Stated problem
Would you write out the entries below, every one of them, exactly?

Supplied information
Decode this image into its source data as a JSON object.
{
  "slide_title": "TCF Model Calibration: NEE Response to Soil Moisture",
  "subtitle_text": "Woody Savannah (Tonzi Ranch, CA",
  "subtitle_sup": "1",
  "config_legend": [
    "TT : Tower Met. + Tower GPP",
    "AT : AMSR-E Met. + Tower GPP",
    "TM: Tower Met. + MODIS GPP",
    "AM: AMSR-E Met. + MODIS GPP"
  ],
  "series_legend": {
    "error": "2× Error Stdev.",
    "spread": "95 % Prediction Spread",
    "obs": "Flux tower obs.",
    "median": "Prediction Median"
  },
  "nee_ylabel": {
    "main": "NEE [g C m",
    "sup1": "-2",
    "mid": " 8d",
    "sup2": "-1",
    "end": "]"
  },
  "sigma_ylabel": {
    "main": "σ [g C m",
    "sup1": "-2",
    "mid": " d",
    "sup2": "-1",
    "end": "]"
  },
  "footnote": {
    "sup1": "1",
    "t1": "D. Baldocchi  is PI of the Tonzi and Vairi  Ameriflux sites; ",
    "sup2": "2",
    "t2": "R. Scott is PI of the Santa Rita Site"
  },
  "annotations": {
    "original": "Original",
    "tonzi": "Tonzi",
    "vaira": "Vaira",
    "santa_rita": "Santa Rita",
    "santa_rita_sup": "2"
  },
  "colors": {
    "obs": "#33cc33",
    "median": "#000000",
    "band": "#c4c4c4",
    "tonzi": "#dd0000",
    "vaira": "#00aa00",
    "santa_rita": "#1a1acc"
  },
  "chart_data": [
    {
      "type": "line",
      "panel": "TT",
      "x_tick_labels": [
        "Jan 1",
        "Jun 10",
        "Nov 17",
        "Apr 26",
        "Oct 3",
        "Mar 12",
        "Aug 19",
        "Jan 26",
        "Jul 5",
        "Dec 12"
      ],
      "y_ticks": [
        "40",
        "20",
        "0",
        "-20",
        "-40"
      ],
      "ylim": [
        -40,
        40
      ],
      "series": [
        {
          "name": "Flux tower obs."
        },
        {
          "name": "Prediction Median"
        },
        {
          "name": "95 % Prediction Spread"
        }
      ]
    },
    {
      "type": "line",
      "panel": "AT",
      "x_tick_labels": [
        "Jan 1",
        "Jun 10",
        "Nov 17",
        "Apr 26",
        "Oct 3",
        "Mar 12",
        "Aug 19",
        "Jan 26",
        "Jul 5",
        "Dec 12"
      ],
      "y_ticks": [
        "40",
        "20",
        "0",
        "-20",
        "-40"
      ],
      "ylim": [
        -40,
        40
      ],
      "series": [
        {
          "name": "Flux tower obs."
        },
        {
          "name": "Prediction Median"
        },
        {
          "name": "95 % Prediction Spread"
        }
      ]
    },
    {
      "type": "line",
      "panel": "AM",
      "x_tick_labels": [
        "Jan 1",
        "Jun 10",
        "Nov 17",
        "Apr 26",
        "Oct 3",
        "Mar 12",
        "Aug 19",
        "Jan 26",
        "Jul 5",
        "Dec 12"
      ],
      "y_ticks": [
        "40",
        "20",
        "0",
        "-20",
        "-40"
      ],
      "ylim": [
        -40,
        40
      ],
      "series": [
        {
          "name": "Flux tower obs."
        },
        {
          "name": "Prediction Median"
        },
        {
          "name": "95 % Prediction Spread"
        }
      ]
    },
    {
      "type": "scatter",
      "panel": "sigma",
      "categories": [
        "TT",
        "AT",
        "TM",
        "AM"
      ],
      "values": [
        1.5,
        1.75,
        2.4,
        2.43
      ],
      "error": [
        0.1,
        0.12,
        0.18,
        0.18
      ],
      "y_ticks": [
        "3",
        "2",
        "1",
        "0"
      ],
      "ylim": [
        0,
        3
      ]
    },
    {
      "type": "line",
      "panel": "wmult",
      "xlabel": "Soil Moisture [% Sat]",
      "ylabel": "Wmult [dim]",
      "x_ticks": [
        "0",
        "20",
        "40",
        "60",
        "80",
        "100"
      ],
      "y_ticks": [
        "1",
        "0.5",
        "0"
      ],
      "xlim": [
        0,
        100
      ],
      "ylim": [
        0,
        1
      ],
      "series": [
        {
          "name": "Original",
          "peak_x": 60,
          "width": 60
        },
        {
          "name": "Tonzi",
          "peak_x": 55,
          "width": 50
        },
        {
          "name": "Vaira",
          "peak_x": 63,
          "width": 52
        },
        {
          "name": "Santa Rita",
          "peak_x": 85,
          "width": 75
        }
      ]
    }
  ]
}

Task response
Decode this image into its source data as a JSON object.
{
  "slide_title": "TCF Model Calibration: NEE Response to Soil Moisture",
  "subtitle_text": "Woody Savannah (Tonzi Ranch, CA",
  "subtitle_sup": "1",
  "config_legend": [
    "TT : Tower Met. + Tower GPP",
    "AT : AMSR-E Met. + Tower GPP",
    "TM: Tower Met. + MODIS GPP",
    "AM: AMSR-E Met. + MODIS GPP"
  ],
  "series_legend": {
    "error": "2× Error Stdev.",
    "spread": "95 % Prediction Spread",
    "obs": "Flux tower obs.",
    "median": "Prediction Median"
  },
  "nee_ylabel": {
    "main": "NEE [g C m",
    "sup1": "-2",
    "mid": " 8d",
    "sup2": "-1",
    "end": "]"
  },
  "sigma_ylabel": {
    "main": "σ [g C m",
    "sup1": "-2",
    "mid": " d",
    "sup2": "-1",
    "end": "]"
  },
  "footnote": {
    "sup1": "1",
    "t1": "D. Baldocchi  is PI of the Tonzi and Vairi  Ameriflux sites; ",
    "sup2": "2",
    "t2": "R. Scott is PI of the Santa Rita Site"
  },
  "annotations": {
    "original": "Original",
    "tonzi": "Tonzi",
    "vaira": "Vaira",
    "santa_rita": "Santa Rita",
    "santa_rita_sup": "2"
  },
  "colors": {
    "obs": "#33cc33",
    "median": "#000000",
    "band": "#c4c4c4",
    "tonzi": "#dd0000",
    "vaira": "#00aa00",
    "santa_rita": "#1a1acc"
  },
  "chart_data": [
    {
      "type": "line",
      "panel": "TT",
      "x_tick_labels": [
        "Jan 1",
        "Jun 10",
        "Nov 17",
        "Apr 26",
        "Oct 3",
        "Mar 12",
        "Aug 19",
        "Jan 26",
        "Jul 5",
        "Dec 12"
      ],
      "y_ticks": [
        "40",
        "20",
        "0",
        "-20",
        "-40"
      ],
      "ylim": [
        -40,
        40
      ],
      "series": [
        {
          "name": "Flux tower obs."
        },
        {
          "name": "Prediction Median"
        },
        {
          "name": "95 % Prediction Spread"
        }
      ]
    },
    {
      "type": "line",
      "panel": "AT",
      "x_tick_labels": [
        "Jan 1",
        "Jun 10",
        "Nov 17",
        "Apr 26",
        "Oct 3",
        "Mar 12",
        "Aug 19",
        "Jan 26",
        "Jul 5",
        "Dec 12"
      ],
      "y_ticks": [
        "40",
        "20",
        "0",
        "-20",
        "-40"
      ],
      "ylim": [
        -40,
        40
      ],
      "series": [
        {
          "name": "Flux tower obs."
        },
        {
          "name": "Prediction Median"
        },
        {
          "name": "95 % Prediction Spread"
        }
      ]
    },
    {
      "type": "line",
      "panel": "AM",
      "x_tick_labels": [
        "Jan 1",
        "Jun 10",
        "Nov 17",
        "Apr 26",
        "Oct 3",
        "Mar 12",
        "Aug 19",
        "Jan 26",
        "Jul 5",
        "Dec 12"
      ],
      "y_ticks": [
        "40",
        "20",
        "0",
        "-20",
        "-40"
      ],
      "ylim": [
        -40,
        40
      ],
      "series": [
        {
          "name": "Flux tower obs."
        },
        {
          "name": "Prediction Median"
        },
        {
          "name": "95 % Prediction Spread"
        }
      ]
    },
    {
      "type": "scatter",
      "panel": "sigma",
      "categories": [
        "TT",
        "AT",
        "TM",
        "AM"
      ],
      "values": [
        1.5,
        1.75,
        2.4,
        2.43
      ],
      "error": [
        0.1,
        0.12,
        0.18,
        0.18
      ],
      "y_ticks": [
        "3",
        "2",
        "1",
        "0"
      ],
      "ylim": [
        0,
        3
      ]
    },
    {
      "type": "line",
      "panel": "wmult",
      "xlabel": "Soil Moisture [% Sat]",
      "ylabel": "Wmult [dim]",
      "x_ticks": [
        "0",
        "20",
        "40",
        "60",
        "80",
        "100"
      ],
      "y_ticks": [
        "1",
        "0.5",
        "0"
      ],
      "xlim": [
        0,
        100
      ],
      "ylim": [
        0,
        1
      ],
      "series": [
        {
          "name": "Original",
          "peak_x": 60,
          "width": 60
        },
        {
          "name": "Tonzi",
          "peak_x": 55,
          "width": 50
        },
        {
          "name": "Vaira",
          "peak_x": 63,
          "width": 52
        },
        {
          "name": "Santa Rita",
          "peak_x": 85,
          "width": 75
        }
      ]
    }
  ]
}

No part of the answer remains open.